▶ Exercise prompt: Count every line that has "content" in it and give the total, nothing more.
____________
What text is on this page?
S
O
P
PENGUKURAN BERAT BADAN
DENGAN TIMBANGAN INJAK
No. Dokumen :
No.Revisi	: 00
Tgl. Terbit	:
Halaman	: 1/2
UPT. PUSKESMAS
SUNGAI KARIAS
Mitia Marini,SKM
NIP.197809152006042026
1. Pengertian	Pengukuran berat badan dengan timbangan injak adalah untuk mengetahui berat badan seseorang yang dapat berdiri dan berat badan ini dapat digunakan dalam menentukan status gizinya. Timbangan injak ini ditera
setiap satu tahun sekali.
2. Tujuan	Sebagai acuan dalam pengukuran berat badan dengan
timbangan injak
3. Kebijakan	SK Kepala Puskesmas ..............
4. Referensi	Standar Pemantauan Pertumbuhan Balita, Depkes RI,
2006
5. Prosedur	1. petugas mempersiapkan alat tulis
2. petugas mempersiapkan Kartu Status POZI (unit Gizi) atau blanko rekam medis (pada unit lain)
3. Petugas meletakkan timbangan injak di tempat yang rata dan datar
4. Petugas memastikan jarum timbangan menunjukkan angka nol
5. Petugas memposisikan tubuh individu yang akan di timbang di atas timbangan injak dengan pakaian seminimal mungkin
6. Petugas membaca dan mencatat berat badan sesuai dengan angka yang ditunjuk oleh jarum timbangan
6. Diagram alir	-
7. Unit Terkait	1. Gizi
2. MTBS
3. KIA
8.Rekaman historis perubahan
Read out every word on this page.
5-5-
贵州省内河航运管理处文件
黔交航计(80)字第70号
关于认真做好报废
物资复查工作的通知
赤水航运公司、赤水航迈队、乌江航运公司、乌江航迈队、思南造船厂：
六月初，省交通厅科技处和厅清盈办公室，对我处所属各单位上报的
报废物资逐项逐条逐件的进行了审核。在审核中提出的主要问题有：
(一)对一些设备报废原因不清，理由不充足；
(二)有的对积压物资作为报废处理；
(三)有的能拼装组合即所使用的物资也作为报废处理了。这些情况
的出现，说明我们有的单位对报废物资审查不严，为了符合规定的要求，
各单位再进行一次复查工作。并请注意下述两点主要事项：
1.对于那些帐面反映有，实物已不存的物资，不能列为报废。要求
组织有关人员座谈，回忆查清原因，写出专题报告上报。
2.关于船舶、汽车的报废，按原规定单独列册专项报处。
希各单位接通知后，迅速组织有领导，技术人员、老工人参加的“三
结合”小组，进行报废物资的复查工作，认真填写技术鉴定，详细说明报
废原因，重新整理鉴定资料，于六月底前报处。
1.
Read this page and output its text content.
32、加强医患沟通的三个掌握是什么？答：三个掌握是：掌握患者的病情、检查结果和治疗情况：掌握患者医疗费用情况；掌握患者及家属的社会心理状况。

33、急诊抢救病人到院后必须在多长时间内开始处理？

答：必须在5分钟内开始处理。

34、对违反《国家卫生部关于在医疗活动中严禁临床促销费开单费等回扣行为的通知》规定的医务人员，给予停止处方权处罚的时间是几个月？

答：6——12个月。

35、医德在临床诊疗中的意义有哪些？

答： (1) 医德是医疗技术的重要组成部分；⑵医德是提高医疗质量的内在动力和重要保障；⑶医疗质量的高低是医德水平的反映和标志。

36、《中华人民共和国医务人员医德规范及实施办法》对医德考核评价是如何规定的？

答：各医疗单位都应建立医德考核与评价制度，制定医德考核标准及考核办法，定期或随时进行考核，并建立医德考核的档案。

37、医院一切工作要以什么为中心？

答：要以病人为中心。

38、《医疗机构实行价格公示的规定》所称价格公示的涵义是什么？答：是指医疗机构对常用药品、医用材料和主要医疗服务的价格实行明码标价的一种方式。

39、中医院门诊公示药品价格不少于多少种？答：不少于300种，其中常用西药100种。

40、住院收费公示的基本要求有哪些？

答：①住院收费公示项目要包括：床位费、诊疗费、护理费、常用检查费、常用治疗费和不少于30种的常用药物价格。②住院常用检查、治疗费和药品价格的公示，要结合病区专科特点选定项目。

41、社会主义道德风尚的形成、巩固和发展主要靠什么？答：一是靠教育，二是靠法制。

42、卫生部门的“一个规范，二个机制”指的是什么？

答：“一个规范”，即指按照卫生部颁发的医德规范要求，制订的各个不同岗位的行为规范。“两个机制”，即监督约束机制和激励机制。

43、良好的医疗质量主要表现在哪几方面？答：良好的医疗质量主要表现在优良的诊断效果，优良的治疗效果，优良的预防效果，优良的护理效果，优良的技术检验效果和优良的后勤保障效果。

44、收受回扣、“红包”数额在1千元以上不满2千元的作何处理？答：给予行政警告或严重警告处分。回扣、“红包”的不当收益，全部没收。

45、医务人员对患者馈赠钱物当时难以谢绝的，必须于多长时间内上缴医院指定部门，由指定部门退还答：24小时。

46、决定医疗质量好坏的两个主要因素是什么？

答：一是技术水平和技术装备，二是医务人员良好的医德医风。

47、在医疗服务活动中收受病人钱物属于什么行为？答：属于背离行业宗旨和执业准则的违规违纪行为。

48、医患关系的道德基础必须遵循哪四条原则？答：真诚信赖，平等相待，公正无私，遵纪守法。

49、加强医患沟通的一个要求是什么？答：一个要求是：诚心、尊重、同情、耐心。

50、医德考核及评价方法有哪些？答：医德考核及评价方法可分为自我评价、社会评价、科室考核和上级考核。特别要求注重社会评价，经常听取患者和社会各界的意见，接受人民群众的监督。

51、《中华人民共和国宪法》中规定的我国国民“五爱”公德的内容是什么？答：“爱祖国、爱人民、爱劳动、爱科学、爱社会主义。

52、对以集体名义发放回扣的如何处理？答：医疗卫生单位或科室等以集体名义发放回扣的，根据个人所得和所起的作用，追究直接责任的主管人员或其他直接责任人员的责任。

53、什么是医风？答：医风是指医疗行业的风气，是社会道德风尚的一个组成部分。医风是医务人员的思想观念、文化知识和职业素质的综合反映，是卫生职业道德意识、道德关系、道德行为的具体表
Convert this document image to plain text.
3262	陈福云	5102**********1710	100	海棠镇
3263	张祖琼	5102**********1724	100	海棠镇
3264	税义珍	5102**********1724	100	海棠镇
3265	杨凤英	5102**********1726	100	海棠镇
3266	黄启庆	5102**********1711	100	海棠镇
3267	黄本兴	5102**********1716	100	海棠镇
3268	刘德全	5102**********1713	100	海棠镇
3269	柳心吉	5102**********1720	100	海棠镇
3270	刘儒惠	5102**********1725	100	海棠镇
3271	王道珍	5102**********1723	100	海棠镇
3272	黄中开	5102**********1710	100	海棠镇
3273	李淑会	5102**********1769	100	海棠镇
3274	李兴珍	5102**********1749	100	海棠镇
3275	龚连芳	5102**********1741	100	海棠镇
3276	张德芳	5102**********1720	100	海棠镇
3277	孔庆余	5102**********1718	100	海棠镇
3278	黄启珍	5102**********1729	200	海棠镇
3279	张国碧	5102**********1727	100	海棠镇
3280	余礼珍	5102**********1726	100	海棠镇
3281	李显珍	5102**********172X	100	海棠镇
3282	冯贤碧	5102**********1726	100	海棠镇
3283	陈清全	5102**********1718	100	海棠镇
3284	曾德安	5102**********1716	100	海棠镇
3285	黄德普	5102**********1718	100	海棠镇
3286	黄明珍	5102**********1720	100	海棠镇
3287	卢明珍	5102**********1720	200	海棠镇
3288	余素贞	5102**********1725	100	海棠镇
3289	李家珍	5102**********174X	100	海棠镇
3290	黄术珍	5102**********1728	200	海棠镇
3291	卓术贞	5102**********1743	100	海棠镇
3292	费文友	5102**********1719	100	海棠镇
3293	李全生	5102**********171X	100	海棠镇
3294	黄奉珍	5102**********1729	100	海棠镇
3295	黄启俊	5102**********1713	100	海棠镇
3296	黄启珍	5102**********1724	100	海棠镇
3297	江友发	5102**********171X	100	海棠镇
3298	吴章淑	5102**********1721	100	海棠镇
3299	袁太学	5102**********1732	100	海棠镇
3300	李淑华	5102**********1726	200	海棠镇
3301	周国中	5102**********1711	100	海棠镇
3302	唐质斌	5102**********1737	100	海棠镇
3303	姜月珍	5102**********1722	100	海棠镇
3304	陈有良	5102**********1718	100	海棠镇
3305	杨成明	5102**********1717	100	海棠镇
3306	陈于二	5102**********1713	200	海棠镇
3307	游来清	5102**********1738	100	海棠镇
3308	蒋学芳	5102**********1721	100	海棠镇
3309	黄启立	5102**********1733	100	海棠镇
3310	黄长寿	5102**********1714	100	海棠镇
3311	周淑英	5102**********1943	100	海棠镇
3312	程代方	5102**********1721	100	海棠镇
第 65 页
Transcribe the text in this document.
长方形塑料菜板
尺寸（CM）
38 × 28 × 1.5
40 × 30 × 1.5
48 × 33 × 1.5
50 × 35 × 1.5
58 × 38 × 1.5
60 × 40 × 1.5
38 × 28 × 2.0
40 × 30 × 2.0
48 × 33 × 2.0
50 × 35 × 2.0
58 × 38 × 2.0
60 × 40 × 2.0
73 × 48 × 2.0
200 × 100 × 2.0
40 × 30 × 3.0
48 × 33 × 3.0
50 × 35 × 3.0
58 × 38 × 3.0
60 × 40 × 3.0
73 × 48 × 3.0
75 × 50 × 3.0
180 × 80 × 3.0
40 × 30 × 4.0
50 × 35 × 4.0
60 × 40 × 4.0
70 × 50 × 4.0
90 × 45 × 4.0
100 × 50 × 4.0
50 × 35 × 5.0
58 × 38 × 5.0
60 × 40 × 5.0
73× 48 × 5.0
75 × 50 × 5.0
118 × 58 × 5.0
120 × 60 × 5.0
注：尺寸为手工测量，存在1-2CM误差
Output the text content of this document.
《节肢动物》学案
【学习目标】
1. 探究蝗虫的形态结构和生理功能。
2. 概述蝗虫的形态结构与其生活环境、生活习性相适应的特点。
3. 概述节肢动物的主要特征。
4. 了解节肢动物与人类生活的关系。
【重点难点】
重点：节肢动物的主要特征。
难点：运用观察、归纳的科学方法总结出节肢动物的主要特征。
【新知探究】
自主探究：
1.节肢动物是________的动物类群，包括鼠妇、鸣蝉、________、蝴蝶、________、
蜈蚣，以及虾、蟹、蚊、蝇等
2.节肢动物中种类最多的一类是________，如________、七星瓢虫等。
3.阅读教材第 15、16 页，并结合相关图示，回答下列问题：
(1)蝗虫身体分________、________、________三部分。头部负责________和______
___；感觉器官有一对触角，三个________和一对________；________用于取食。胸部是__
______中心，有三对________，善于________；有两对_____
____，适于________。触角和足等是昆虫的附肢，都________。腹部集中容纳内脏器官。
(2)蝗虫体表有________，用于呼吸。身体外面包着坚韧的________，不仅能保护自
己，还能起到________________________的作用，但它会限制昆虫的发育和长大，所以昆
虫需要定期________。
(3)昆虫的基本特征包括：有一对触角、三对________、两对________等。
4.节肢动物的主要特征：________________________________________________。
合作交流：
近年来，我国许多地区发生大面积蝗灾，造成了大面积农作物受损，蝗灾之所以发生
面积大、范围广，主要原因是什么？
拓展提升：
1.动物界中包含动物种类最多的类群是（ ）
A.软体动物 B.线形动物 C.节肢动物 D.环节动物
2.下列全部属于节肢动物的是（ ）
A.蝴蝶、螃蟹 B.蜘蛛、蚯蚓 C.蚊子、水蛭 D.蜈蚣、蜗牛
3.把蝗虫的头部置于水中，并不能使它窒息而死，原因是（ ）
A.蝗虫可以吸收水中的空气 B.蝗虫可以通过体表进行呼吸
____________
▶ Task solution: 2